> **Written exercise**
Rewrite the items from the line containing "Give me the" to the line containing "box-count: 4个 xyxy=(198,537,229,559)", inclusive, as a JSON list of strings, one string per line, omitting blank lines. Leave the pictures out of the answer.

> **Material**

-----

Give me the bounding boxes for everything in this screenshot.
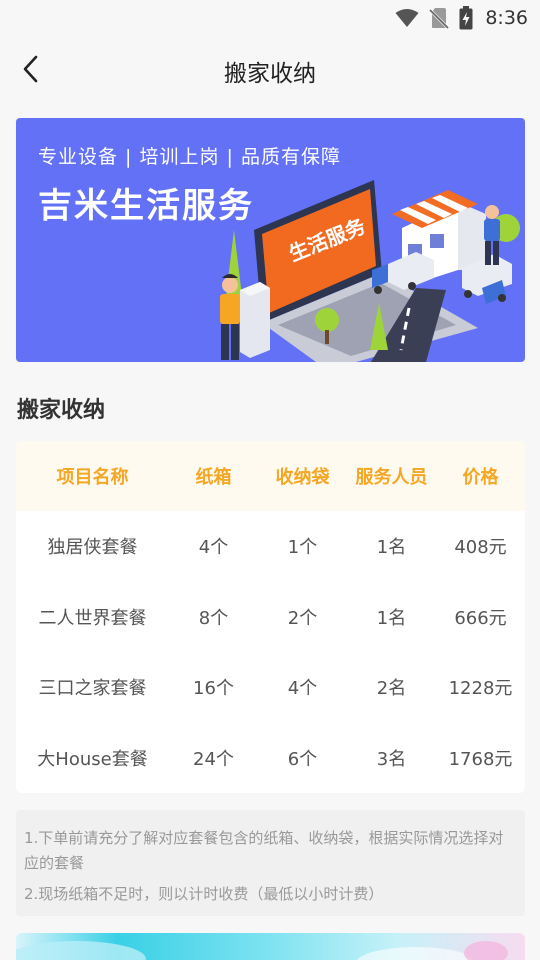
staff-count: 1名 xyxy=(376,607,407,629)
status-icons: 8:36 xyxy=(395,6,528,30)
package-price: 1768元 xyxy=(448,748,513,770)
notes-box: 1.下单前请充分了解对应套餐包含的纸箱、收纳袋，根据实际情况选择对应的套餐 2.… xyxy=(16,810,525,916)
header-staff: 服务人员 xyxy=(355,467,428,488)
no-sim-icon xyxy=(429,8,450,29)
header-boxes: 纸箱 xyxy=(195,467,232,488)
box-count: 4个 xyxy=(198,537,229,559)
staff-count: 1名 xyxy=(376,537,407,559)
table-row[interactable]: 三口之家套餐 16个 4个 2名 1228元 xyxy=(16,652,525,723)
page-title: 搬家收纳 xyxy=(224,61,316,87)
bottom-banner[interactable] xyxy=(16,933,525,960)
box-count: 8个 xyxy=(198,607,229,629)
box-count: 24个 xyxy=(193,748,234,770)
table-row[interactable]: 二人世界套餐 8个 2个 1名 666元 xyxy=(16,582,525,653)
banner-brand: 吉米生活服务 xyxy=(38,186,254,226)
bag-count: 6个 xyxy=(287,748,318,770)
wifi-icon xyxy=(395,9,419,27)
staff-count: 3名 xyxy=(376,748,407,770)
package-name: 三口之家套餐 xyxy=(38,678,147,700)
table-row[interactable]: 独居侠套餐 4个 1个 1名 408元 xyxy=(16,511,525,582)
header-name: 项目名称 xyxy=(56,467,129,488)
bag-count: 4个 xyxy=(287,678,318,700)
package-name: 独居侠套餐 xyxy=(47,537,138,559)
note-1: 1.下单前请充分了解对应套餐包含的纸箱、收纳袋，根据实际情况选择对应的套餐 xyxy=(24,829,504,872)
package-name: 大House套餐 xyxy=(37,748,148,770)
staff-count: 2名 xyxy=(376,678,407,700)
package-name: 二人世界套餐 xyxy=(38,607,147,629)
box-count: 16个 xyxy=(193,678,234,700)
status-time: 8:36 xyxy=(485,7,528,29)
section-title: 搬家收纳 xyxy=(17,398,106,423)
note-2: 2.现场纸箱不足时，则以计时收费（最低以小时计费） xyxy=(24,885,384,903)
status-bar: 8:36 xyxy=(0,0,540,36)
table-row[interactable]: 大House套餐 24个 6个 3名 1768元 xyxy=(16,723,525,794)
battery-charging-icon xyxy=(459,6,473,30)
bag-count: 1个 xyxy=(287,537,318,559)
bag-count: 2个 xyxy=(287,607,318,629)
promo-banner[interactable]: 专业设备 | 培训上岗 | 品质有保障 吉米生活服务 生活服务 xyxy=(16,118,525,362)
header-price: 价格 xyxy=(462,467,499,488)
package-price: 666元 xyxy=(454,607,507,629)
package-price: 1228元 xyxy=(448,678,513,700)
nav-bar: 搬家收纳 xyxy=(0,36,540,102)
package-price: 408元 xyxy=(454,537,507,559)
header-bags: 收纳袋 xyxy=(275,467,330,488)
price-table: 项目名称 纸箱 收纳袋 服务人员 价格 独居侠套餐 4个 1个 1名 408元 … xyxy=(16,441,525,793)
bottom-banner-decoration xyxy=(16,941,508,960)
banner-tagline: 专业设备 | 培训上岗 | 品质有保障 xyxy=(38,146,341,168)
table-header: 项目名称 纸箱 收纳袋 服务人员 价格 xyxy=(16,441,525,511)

-----

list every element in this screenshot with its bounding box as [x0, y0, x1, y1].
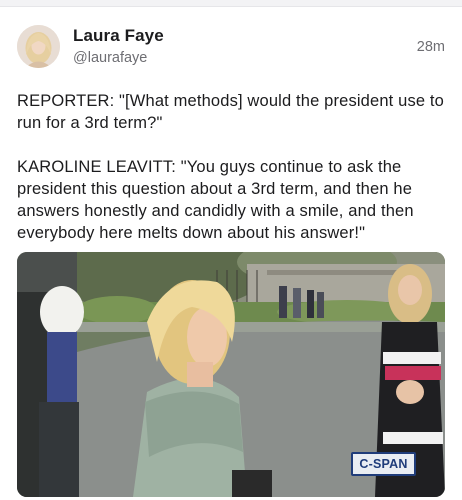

-----

> **Full output**
[
  "Give me the bounding boxes for everything in this screenshot.",
  "staff-count: 1名 xyxy=(376,607,407,629)",
  "status-icons: 8:36 xyxy=(395,6,528,30)",
  "package-price: 1768元 xyxy=(448,748,513,770)",
  "notes-box: 1.下单前请充分了解对应套餐包含的纸箱、收纳袋，根据实际情况选择对应的套餐 2.… xyxy=(16,810,525,916)",
  "header-staff: 服务人员 xyxy=(355,467,428,488)",
  "no-sim-icon xyxy=(429,8,450,29)",
  "header-boxes: 纸箱 xyxy=(195,467,232,488)",
  "box-count: 4个 xyxy=(198,537,229,559)"
]